▶ [Task]:
In the entries, find all lines that hold the word "surface" and copy them.

***** Raw data

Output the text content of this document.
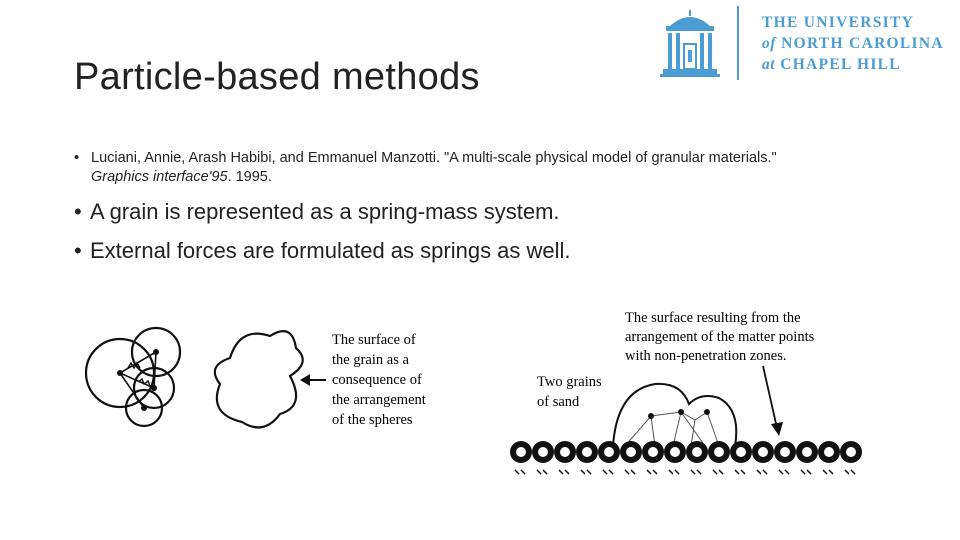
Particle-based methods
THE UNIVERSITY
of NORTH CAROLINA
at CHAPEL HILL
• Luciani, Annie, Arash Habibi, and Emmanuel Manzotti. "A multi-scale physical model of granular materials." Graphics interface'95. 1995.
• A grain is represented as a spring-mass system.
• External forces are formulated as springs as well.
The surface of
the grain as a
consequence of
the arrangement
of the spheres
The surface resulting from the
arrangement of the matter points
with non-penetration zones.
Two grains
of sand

**********

▶ [Correct response]:
The surface of
The surface resulting from the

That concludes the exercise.